* Problem details: Print the data exactly as it is given, please.

## start

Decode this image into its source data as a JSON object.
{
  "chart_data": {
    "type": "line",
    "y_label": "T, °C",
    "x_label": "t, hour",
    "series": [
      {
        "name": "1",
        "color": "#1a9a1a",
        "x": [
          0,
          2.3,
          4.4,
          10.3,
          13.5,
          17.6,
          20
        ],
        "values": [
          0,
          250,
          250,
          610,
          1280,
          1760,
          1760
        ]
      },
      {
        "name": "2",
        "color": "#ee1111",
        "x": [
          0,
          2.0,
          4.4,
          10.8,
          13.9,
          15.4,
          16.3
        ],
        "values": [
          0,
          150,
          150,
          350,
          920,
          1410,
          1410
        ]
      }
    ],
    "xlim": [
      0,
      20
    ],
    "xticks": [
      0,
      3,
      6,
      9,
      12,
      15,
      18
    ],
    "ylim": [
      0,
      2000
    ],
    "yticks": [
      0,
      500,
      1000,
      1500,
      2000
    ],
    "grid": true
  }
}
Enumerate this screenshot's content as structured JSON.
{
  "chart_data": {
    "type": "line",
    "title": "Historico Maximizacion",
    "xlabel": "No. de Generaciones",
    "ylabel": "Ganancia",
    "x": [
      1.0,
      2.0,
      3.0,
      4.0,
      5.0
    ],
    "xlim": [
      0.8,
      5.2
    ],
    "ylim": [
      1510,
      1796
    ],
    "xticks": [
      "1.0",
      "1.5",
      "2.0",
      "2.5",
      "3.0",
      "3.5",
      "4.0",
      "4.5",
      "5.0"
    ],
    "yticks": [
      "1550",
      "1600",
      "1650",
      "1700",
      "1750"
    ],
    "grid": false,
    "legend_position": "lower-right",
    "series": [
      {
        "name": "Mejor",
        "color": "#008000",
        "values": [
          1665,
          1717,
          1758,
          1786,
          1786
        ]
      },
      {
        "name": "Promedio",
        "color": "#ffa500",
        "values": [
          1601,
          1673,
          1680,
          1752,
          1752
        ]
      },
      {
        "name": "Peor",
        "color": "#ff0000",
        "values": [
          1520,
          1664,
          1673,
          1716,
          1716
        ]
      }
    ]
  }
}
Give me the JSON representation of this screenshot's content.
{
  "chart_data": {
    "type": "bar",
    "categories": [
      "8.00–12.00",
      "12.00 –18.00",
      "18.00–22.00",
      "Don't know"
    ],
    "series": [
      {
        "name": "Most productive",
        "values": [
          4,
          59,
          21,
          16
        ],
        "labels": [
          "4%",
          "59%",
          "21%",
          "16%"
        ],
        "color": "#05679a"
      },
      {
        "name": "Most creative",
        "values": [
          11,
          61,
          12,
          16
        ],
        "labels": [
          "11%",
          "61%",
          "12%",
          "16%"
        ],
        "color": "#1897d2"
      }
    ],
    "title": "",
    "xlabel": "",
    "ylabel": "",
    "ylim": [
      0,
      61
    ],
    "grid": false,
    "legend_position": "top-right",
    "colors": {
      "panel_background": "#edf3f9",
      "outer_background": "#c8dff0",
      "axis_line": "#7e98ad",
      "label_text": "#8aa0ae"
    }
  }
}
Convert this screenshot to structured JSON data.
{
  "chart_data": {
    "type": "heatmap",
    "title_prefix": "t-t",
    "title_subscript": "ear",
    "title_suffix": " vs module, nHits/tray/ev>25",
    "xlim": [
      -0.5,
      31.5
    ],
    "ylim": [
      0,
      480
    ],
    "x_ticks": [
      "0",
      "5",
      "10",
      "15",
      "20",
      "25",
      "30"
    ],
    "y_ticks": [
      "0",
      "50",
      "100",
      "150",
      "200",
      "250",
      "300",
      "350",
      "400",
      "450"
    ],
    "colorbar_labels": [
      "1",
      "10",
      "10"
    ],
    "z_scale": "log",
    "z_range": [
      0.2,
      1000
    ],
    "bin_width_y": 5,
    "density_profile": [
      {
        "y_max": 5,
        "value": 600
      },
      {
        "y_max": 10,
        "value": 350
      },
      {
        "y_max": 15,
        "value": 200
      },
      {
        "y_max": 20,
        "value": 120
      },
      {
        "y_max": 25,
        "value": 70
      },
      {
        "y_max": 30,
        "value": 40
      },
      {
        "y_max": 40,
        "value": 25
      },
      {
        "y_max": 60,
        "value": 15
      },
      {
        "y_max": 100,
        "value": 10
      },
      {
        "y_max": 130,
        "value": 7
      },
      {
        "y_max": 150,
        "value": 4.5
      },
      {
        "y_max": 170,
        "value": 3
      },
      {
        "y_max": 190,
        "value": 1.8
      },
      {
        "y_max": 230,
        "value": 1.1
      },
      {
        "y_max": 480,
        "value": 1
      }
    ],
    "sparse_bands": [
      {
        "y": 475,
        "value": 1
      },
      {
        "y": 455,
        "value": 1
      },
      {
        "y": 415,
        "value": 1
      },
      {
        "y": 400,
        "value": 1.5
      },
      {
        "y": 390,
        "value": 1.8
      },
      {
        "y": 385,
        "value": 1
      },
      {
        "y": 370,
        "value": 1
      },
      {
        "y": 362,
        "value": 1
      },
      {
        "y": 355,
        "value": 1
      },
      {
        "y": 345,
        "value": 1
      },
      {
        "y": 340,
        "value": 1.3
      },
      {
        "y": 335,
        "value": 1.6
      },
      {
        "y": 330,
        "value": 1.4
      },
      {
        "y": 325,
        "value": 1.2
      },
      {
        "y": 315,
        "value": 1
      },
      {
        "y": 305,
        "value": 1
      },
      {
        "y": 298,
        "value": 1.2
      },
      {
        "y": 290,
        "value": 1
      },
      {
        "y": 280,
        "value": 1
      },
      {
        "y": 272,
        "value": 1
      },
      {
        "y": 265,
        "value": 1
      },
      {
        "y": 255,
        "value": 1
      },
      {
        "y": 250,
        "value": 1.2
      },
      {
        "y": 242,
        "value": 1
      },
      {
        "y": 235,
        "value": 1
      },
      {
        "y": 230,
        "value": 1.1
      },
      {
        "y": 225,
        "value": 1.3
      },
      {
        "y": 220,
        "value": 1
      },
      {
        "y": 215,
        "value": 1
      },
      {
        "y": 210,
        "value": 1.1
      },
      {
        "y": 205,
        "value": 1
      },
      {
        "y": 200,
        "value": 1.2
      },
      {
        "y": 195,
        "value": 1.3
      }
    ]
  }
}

## end

* Result for this exercise:
Decode this image into its source data as a JSON object.
{
  "chart_data": {
    "type": "line",
    "y_label": "T, °C",
    "x_label": "t, hour",
    "series": [
      {
        "name": "1",
        "color": "#1a9a1a",
        "x": [
          0,
          2.3,
          4.4,
          10.3,
          13.5,
          17.6,
          20
        ],
        "values": [
          0,
          250,
          250,
          610,
          1280,
          1760,
          1760
        ]
      },
      {
        "name": "2",
        "color": "#ee1111",
        "x": [
          0,
          2.0,
          4.4,
          10.8,
          13.9,
          15.4,
          16.3
        ],
        "values": [
          0,
          150,
          150,
          350,
          920,
          1410,
          1410
        ]
      }
    ],
    "xlim": [
      0,
      20
    ],
    "xticks": [
      0,
      3,
      6,
      9,
      12,
      15,
      18
    ],
    "ylim": [
      0,
      2000
    ],
    "yticks": [
      0,
      500,
      1000,
      1500,
      2000
    ],
    "grid": true
  }
}
Enumerate this screenshot's content as structured JSON.
{
  "chart_data": {
    "type": "line",
    "title": "Historico Maximizacion",
    "xlabel": "No. de Generaciones",
    "ylabel": "Ganancia",
    "x": [
      1.0,
      2.0,
      3.0,
      4.0,
      5.0
    ],
    "xlim": [
      0.8,
      5.2
    ],
    "ylim": [
      1510,
      1796
    ],
    "xticks": [
      "1.0",
      "1.5",
      "2.0",
      "2.5",
      "3.0",
      "3.5",
      "4.0",
      "4.5",
      "5.0"
    ],
    "yticks": [
      "1550",
      "1600",
      "1650",
      "1700",
      "1750"
    ],
    "grid": false,
    "legend_position": "lower-right",
    "series": [
      {
        "name": "Mejor",
        "color": "#008000",
        "values": [
          1665,
          1717,
          1758,
          1786,
          1786
        ]
      },
      {
        "name": "Promedio",
        "color": "#ffa500",
        "values": [
          1601,
          1673,
          1680,
          1752,
          1752
        ]
      },
      {
        "name": "Peor",
        "color": "#ff0000",
        "values": [
          1520,
          1664,
          1673,
          1716,
          1716
        ]
      }
    ]
  }
}
Give me the JSON representation of this screenshot's content.
{
  "chart_data": {
    "type": "bar",
    "categories": [
      "8.00–12.00",
      "12.00 –18.00",
      "18.00–22.00",
      "Don't know"
    ],
    "series": [
      {
        "name": "Most productive",
        "values": [
          4,
          59,
          21,
          16
        ],
        "labels": [
          "4%",
          "59%",
          "21%",
          "16%"
        ],
        "color": "#05679a"
      },
      {
        "name": "Most creative",
        "values": [
          11,
          61,
          12,
          16
        ],
        "labels": [
          "11%",
          "61%",
          "12%",
          "16%"
        ],
        "color": "#1897d2"
      }
    ],
    "title": "",
    "xlabel": "",
    "ylabel": "",
    "ylim": [
      0,
      61
    ],
    "grid": false,
    "legend_position": "top-right",
    "colors": {
      "panel_background": "#edf3f9",
      "outer_background": "#c8dff0",
      "axis_line": "#7e98ad",
      "label_text": "#8aa0ae"
    }
  }
}
Convert this screenshot to structured JSON data.
{
  "chart_data": {
    "type": "heatmap",
    "title_prefix": "t-t",
    "title_subscript": "ear",
    "title_suffix": " vs module, nHits/tray/ev>25",
    "xlim": [
      -0.5,
      31.5
    ],
    "ylim": [
      0,
      480
    ],
    "x_ticks": [
      "0",
      "5",
      "10",
      "15",
      "20",
      "25",
      "30"
    ],
    "y_ticks": [
      "0",
      "50",
      "100",
      "150",
      "200",
      "250",
      "300",
      "350",
      "400",
      "450"
    ],
    "colorbar_labels": [
      "1",
      "10",
      "10"
    ],
    "z_scale": "log",
    "z_range": [
      0.2,
      1000
    ],
    "bin_width_y": 5,
    "density_profile": [
      {
        "y_max": 5,
        "value": 600
      },
      {
        "y_max": 10,
        "value": 350
      },
      {
        "y_max": 15,
        "value": 200
      },
      {
        "y_max": 20,
        "value": 120
      },
      {
        "y_max": 25,
        "value": 70
      },
      {
        "y_max": 30,
        "value": 40
      },
      {
        "y_max": 40,
        "value": 25
      },
      {
        "y_max": 60,
        "value": 15
      },
      {
        "y_max": 100,
        "value": 10
      },
      {
        "y_max": 130,
        "value": 7
      },
      {
        "y_max": 150,
        "value": 4.5
      },
      {
        "y_max": 170,
        "value": 3
      },
      {
        "y_max": 190,
        "value": 1.8
      },
      {
        "y_max": 230,
        "value": 1.1
      },
      {
        "y_max": 480,
        "value": 1
      }
    ],
    "sparse_bands": [
      {
        "y": 475,
        "value": 1
      },
      {
        "y": 455,
        "value": 1
      },
      {
        "y": 415,
        "value": 1
      },
      {
        "y": 400,
        "value": 1.5
      },
      {
        "y": 390,
        "value": 1.8
      },
      {
        "y": 385,
        "value": 1
      },
      {
        "y": 370,
        "value": 1
      },
      {
        "y": 362,
        "value": 1
      },
      {
        "y": 355,
        "value": 1
      },
      {
        "y": 345,
        "value": 1
      },
      {
        "y": 340,
        "value": 1.3
      },
      {
        "y": 335,
        "value": 1.6
      },
      {
        "y": 330,
        "value": 1.4
      },
      {
        "y": 325,
        "value": 1.2
      },
      {
        "y": 315,
        "value": 1
      },
      {
        "y": 305,
        "value": 1
      },
      {
        "y": 298,
        "value": 1.2
      },
      {
        "y": 290,
        "value": 1
      },
      {
        "y": 280,
        "value": 1
      },
      {
        "y": 272,
        "value": 1
      },
      {
        "y": 265,
        "value": 1
      },
      {
        "y": 255,
        "value": 1
      },
      {
        "y": 250,
        "value": 1.2
      },
      {
        "y": 242,
        "value": 1
      },
      {
        "y": 235,
        "value": 1
      },
      {
        "y": 230,
        "value": 1.1
      },
      {
        "y": 225,
        "value": 1.3
      },
      {
        "y": 220,
        "value": 1
      },
      {
        "y": 215,
        "value": 1
      },
      {
        "y": 210,
        "value": 1.1
      },
      {
        "y": 205,
        "value": 1
      },
      {
        "y": 200,
        "value": 1.2
      },
      {
        "y": 195,
        "value": 1.3
      }
    ]
  }
}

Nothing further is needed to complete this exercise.